• _Data entries_:
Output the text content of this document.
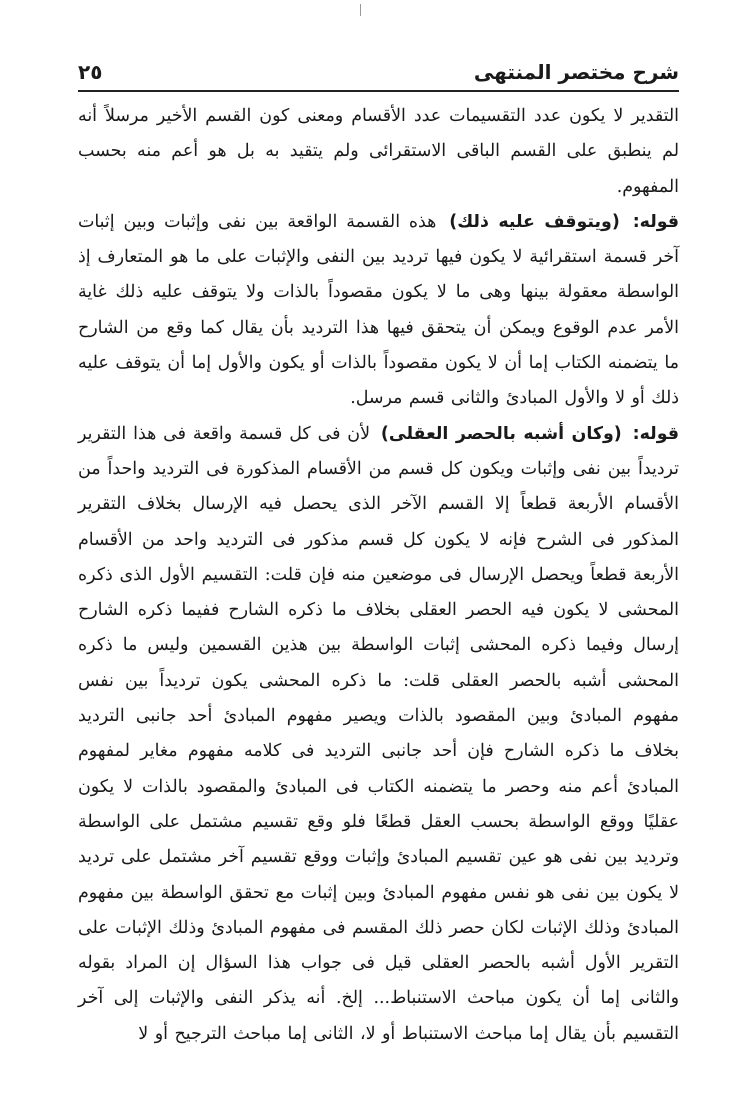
شرح مختصر المنتهى
٢٥

التقدير لا يكون عدد التقسيمات عدد الأقسام ومعنى كون القسم الأخير مرسلاً أنه لم ينطبق على القسم الباقى الاستقرائى ولم يتقيد به بل هو أعم منه بحسب المفهوم.

قوله: (ويتوقف عليه ذلك) هذه القسمة الواقعة بين نفى وإثبات وبين إثبات آخر قسمة استقرائية لا يكون فيها ترديد بين النفى والإثبات على ما هو المتعارف إذ الواسطة معقولة بينها وهى ما لا يكون مقصوداً بالذات ولا يتوقف عليه ذلك غاية الأمر عدم الوقوع ويمكن أن يتحقق فيها هذا الترديد بأن يقال كما وقع من الشارح ما يتضمنه الكتاب إما أن لا يكون مقصوداً بالذات أو يكون والأول إما أن يتوقف عليه ذلك أو لا والأول المبادئ والثانى قسم مرسل.

قوله: (وكان أشبه بالحصر العقلى) لأن فى كل قسمة واقعة فى هذا التقرير ترديداً بين نفى وإثبات ويكون كل قسم من الأقسام المذكورة فى الترديد واحداً من الأقسام الأربعة قطعاً إلا القسم الآخر الذى يحصل فيه الإرسال بخلاف التقرير المذكور فى الشرح فإنه لا يكون كل قسم مذكور فى الترديد واحد من الأقسام الأربعة قطعاً ويحصل الإرسال فى موضعين منه فإن قلت: التقسيم الأول الذى ذكره المحشى لا يكون فيه الحصر العقلى بخلاف ما ذكره الشارح ففيما ذكره الشارح إرسال وفيما ذكره المحشى إثبات الواسطة بين هذين القسمين وليس ما ذكره المحشى أشبه بالحصر العقلى قلت: ما ذكره المحشى يكون ترديداً بين نفس مفهوم المبادئ وبين المقصود بالذات ويصير مفهوم المبادئ أحد جانبى الترديد بخلاف ما ذكره الشارح فإن أحد جانبى الترديد فى كلامه مفهوم مغاير لمفهوم المبادئ أعم منه وحصر ما يتضمنه الكتاب فى المبادئ والمقصود بالذات لا يكون عقليًا ووقع الواسطة بحسب العقل قطعًا فلو وقع تقسيم مشتمل على الواسطة وترديد بين نفى هو عين تقسيم المبادئ وإثبات ووقع تقسيم آخر مشتمل على ترديد لا يكون بين نفى هو نفس مفهوم المبادئ وبين إثبات مع تحقق الواسطة بين مفهوم المبادئ وذلك الإثبات لكان حصر ذلك المقسم فى مفهوم المبادئ وذلك الإثبات على التقرير الأول أشبه بالحصر العقلى قيل فى جواب هذا السؤال إن المراد بقوله والثانى إما أن يكون مباحث الاستنباط... إلخ. أنه يذكر النفى والإثبات إلى آخر التقسيم بأن يقال إما مباحث الاستنباط أو لا، الثانى إما مباحث الترجيح أو لا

• _Exercise goal_: Output each line exactly; omit every picture.

• _Solution for this problem_:
Output the text content of this document.
شرح مختصر المنتهى
٢٥

التقدير لا يكون عدد التقسيمات عدد الأقسام ومعنى كون القسم الأخير مرسلاً أنه لم ينطبق على القسم الباقى الاستقرائى ولم يتقيد به بل هو أعم منه بحسب المفهوم.

قوله: (ويتوقف عليه ذلك) هذه القسمة الواقعة بين نفى وإثبات وبين إثبات آخر قسمة استقرائية لا يكون فيها ترديد بين النفى والإثبات على ما هو المتعارف إذ الواسطة معقولة بينها وهى ما لا يكون مقصوداً بالذات ولا يتوقف عليه ذلك غاية الأمر عدم الوقوع ويمكن أن يتحقق فيها هذا الترديد بأن يقال كما وقع من الشارح ما يتضمنه الكتاب إما أن لا يكون مقصوداً بالذات أو يكون والأول إما أن يتوقف عليه ذلك أو لا والأول المبادئ والثانى قسم مرسل.

قوله: (وكان أشبه بالحصر العقلى) لأن فى كل قسمة واقعة فى هذا التقرير ترديداً بين نفى وإثبات ويكون كل قسم من الأقسام المذكورة فى الترديد واحداً من الأقسام الأربعة قطعاً إلا القسم الآخر الذى يحصل فيه الإرسال بخلاف التقرير المذكور فى الشرح فإنه لا يكون كل قسم مذكور فى الترديد واحد من الأقسام الأربعة قطعاً ويحصل الإرسال فى موضعين منه فإن قلت: التقسيم الأول الذى ذكره المحشى لا يكون فيه الحصر العقلى بخلاف ما ذكره الشارح ففيما ذكره الشارح إرسال وفيما ذكره المحشى إثبات الواسطة بين هذين القسمين وليس ما ذكره المحشى أشبه بالحصر العقلى قلت: ما ذكره المحشى يكون ترديداً بين نفس مفهوم المبادئ وبين المقصود بالذات ويصير مفهوم المبادئ أحد جانبى الترديد بخلاف ما ذكره الشارح فإن أحد جانبى الترديد فى كلامه مفهوم مغاير لمفهوم المبادئ أعم منه وحصر ما يتضمنه الكتاب فى المبادئ والمقصود بالذات لا يكون عقليًا ووقع الواسطة بحسب العقل قطعًا فلو وقع تقسيم مشتمل على الواسطة وترديد بين نفى هو عين تقسيم المبادئ وإثبات ووقع تقسيم آخر مشتمل على ترديد لا يكون بين نفى هو نفس مفهوم المبادئ وبين إثبات مع تحقق الواسطة بين مفهوم المبادئ وذلك الإثبات لكان حصر ذلك المقسم فى مفهوم المبادئ وذلك الإثبات على التقرير الأول أشبه بالحصر العقلى قيل فى جواب هذا السؤال إن المراد بقوله والثانى إما أن يكون مباحث الاستنباط... إلخ. أنه يذكر النفى والإثبات إلى آخر التقسيم بأن يقال إما مباحث الاستنباط أو لا، الثانى إما مباحث الترجيح أو لا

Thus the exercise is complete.